SET EXERCISE:
Transcribe the full listing exactly, and drop every picture.

:: RECORDS FOR THE TASK

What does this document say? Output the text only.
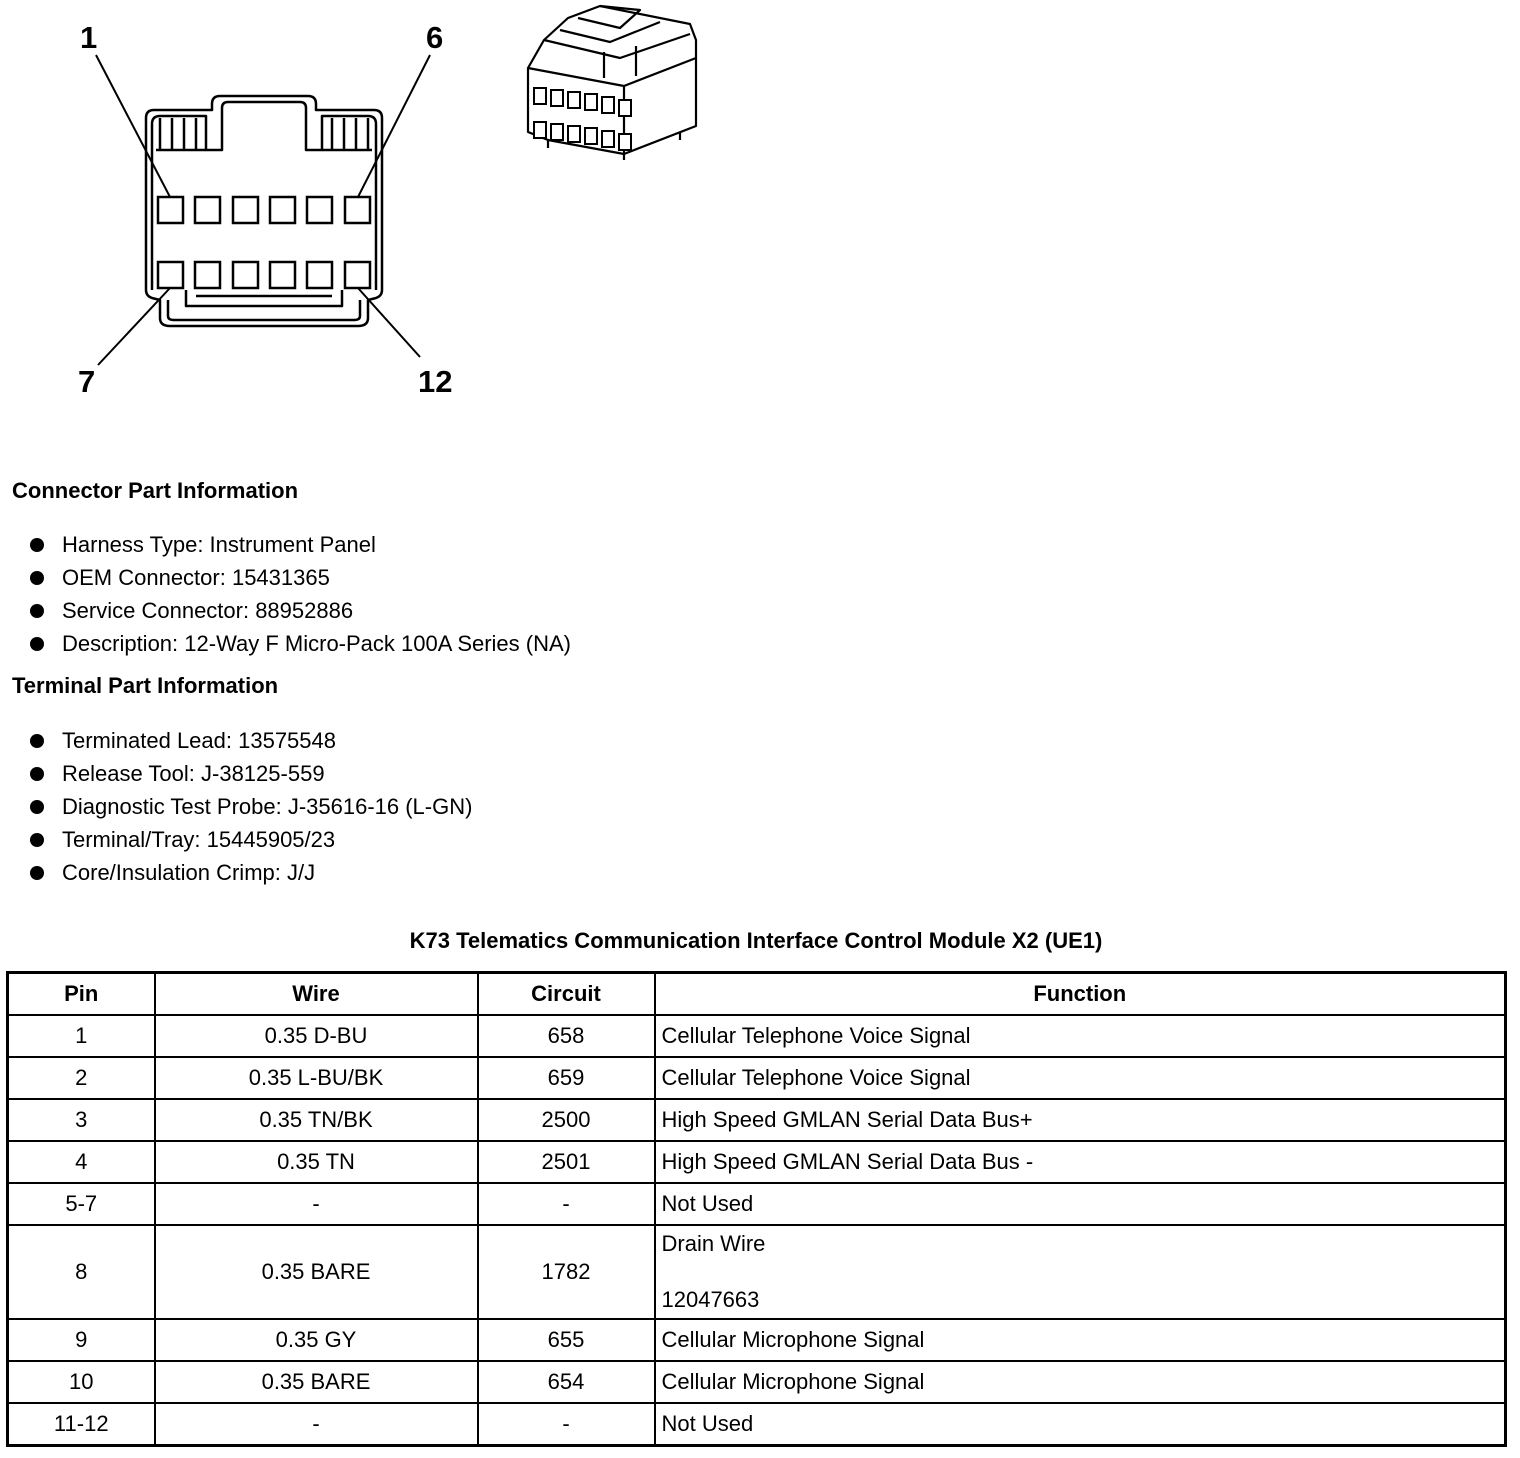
1	6
7	12
Connector Part Information
Harness Type: Instrument Panel
OEM Connector: 15431365
Service Connector: 88952886
Description: 12-Way F Micro-Pack 100A Series (NA)
Terminal Part Information
Terminated Lead: 13575548
Release Tool: J-38125-559
Diagnostic Test Probe: J-35616-16 (L-GN)
Terminal/Tray: 15445905/23
Core/Insulation Crimp: J/J
K73 Telematics Communication Interface Control Module X2 (UE1)
Pin	Wire	Circuit	Function
1	0.35 D-BU	658	Cellular Telephone Voice Signal
2	0.35 L-BU/BK	659	Cellular Telephone Voice Signal
3	0.35 TN/BK	2500	High Speed GMLAN Serial Data Bus+
4	0.35 TN	2501	High Speed GMLAN Serial Data Bus -
5-7	-	-	Not Used
8	0.35 BARE	1782	Drain Wire
12047663

9	0.35 GY	655	Cellular Microphone Signal
10	0.35 BARE	654	Cellular Microphone Signal
11-12	-	-	Not Used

::::

RESPONSE TO THE EXERCISE:
What does this document say? Output the text only.
1	6
7	12
Connector Part Information
Harness Type: Instrument Panel
OEM Connector: 15431365
Service Connector: 88952886
Description: 12-Way F Micro-Pack 100A Series (NA)
Terminal Part Information
Terminated Lead: 13575548
Release Tool: J-38125-559
Diagnostic Test Probe: J-35616-16 (L-GN)
Terminal/Tray: 15445905/23
Core/Insulation Crimp: J/J
K73 Telematics Communication Interface Control Module X2 (UE1)
Pin	Wire	Circuit	Function
1	0.35 D-BU	658	Cellular Telephone Voice Signal
2	0.35 L-BU/BK	659	Cellular Telephone Voice Signal
3	0.35 TN/BK	2500	High Speed GMLAN Serial Data Bus+
4	0.35 TN	2501	High Speed GMLAN Serial Data Bus -
5-7	-	-	Not Used
8	0.35 BARE	1782	Drain Wire
12047663

9	0.35 GY	655	Cellular Microphone Signal
10	0.35 BARE	654	Cellular Microphone Signal
11-12	-	-	Not Used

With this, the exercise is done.